— START OF Given entries —

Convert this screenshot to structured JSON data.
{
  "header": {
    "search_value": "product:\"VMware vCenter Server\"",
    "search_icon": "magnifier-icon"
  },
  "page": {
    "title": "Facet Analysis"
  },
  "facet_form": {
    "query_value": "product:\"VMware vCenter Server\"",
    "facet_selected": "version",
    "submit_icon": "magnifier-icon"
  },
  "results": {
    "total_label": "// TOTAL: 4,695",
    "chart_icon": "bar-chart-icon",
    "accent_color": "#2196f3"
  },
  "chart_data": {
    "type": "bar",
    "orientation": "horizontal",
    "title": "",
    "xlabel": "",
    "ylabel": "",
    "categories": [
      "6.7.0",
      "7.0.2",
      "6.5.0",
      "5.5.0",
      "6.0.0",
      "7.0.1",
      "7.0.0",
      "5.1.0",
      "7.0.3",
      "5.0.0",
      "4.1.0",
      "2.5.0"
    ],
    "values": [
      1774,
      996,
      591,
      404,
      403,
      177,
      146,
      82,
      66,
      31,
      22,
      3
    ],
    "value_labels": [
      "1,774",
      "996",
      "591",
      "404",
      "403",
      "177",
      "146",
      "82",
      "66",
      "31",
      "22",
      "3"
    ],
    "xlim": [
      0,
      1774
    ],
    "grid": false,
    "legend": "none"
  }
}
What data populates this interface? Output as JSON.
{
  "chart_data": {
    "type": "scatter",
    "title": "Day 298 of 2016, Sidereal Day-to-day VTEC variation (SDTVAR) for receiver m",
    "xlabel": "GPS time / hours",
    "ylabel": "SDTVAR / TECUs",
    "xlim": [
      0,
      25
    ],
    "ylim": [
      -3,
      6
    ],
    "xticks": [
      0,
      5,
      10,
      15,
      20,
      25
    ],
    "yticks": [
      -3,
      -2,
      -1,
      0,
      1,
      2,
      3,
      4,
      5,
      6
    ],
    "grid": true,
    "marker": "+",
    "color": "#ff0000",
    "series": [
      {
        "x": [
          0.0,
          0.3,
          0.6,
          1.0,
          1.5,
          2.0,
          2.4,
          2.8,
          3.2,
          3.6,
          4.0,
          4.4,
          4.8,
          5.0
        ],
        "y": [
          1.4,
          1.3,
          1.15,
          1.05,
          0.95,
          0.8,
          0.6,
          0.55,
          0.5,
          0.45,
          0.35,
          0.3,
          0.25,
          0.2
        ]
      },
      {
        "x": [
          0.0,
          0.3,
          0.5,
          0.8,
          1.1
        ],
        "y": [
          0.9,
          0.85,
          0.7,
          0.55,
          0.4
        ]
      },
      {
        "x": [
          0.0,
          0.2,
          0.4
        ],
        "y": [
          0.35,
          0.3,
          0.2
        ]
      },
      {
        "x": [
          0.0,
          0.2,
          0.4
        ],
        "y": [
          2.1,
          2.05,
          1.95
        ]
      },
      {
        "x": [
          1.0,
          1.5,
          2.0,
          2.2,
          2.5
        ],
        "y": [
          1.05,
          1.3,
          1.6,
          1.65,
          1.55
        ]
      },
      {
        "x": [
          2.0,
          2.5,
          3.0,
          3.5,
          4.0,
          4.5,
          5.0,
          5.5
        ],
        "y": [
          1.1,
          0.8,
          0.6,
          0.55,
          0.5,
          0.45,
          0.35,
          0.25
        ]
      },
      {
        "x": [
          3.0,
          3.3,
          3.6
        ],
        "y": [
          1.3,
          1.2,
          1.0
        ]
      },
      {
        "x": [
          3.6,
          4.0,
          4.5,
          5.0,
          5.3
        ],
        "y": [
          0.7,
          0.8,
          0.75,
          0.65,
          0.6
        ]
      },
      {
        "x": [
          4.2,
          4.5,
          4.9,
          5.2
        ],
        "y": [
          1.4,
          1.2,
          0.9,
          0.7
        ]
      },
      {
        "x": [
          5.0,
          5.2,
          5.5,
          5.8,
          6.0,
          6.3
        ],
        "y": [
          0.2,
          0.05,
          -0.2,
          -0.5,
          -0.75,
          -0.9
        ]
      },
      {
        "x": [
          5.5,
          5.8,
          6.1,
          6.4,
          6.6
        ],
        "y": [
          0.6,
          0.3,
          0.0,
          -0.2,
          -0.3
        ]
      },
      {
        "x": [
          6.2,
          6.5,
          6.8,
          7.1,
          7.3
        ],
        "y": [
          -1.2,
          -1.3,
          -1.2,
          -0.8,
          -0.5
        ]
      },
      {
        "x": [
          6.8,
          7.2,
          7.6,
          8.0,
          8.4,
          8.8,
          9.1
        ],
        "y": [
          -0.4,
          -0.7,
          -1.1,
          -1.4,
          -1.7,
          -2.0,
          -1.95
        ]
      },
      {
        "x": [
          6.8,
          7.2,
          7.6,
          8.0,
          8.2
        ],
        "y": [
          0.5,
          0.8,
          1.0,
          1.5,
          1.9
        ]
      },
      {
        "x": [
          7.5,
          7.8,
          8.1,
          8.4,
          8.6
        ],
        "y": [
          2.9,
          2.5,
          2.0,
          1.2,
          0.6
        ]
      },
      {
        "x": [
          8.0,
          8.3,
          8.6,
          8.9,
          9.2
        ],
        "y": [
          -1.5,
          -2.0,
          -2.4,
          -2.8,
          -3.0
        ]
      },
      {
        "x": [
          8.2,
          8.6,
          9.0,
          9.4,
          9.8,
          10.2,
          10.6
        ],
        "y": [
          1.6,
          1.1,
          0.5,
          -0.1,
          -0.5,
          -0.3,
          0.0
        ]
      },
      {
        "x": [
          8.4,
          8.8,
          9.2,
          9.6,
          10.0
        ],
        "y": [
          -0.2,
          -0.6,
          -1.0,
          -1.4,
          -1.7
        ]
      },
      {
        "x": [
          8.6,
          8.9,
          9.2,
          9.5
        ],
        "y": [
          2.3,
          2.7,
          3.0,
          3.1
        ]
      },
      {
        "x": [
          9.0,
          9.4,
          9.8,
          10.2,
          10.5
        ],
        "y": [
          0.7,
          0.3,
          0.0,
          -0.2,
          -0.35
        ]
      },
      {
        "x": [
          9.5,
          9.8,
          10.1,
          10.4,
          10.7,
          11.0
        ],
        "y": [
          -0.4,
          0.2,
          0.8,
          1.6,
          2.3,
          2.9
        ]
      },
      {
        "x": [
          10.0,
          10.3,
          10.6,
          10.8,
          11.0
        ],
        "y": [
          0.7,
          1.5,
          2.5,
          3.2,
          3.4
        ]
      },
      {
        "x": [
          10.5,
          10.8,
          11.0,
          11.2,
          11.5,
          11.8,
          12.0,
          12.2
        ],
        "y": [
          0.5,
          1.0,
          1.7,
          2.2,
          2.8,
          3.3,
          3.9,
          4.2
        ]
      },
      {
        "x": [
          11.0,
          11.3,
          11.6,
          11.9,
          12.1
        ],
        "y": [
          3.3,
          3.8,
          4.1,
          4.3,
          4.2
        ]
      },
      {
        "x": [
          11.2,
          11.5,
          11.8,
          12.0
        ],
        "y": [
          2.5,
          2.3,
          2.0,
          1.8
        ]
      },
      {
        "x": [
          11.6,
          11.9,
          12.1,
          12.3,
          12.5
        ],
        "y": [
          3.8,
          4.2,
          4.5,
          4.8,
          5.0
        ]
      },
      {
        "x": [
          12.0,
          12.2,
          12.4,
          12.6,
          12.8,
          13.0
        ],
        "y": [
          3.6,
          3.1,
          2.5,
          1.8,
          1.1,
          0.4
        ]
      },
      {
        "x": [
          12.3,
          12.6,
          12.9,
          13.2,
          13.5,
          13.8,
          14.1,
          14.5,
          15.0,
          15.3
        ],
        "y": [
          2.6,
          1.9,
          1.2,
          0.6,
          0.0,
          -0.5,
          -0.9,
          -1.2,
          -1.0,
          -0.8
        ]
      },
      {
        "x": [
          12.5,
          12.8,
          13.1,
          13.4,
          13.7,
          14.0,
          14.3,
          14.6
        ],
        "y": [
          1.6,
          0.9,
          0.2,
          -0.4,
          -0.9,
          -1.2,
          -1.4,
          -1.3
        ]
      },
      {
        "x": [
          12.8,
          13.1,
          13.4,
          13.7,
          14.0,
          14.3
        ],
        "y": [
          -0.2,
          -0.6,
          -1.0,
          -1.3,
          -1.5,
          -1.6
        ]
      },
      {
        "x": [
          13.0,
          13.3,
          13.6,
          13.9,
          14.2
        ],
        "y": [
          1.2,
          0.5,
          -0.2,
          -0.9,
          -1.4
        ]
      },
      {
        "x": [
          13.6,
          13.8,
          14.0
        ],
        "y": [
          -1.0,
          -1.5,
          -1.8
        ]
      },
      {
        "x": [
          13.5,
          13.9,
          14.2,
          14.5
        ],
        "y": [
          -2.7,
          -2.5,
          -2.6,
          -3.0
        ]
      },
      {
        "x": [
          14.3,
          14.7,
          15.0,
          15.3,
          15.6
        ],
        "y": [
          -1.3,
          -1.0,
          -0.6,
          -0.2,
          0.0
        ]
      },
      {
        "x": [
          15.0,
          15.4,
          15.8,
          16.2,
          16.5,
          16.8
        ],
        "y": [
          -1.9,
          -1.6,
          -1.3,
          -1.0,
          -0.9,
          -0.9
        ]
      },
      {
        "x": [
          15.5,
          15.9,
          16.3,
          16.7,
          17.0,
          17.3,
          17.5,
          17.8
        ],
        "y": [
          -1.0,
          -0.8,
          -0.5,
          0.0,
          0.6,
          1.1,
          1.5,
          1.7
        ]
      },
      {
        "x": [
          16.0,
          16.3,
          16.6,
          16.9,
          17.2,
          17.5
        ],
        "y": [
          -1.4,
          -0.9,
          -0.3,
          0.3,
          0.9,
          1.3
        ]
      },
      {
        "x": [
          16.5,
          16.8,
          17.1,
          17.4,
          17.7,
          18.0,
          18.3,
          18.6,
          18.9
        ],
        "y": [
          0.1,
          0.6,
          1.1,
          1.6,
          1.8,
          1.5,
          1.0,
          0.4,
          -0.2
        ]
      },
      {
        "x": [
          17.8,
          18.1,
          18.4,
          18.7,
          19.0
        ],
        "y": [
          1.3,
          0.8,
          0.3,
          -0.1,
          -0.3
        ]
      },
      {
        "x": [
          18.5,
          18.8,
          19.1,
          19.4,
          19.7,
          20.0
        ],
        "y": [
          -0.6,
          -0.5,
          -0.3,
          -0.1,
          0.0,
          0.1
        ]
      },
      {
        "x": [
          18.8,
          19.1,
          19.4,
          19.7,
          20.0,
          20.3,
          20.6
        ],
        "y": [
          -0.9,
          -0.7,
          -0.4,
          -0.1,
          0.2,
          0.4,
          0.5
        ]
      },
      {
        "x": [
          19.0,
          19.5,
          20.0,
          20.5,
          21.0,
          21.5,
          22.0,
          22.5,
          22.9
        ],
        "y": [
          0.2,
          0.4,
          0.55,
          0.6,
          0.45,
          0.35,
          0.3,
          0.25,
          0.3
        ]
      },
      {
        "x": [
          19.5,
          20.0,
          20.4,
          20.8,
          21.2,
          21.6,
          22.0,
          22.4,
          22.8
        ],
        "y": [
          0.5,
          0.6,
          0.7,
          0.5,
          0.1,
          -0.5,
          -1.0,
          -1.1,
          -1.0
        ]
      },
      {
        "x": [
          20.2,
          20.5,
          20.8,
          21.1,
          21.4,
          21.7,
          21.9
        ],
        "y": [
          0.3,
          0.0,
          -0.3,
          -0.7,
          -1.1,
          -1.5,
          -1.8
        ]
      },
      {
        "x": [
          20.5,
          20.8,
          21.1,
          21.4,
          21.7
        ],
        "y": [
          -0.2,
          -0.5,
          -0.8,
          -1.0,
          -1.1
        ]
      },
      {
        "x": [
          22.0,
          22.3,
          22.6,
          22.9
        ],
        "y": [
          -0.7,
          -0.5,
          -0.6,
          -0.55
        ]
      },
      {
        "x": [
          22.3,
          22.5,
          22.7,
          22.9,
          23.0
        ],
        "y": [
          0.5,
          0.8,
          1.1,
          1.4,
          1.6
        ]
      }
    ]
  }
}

— END OF Given entries —

The problem: Find the lines containing "magnifier" and list every one of them.

Expected output:
    "search_icon": "magnifier-icon"
    "submit_icon": "magnifier-icon"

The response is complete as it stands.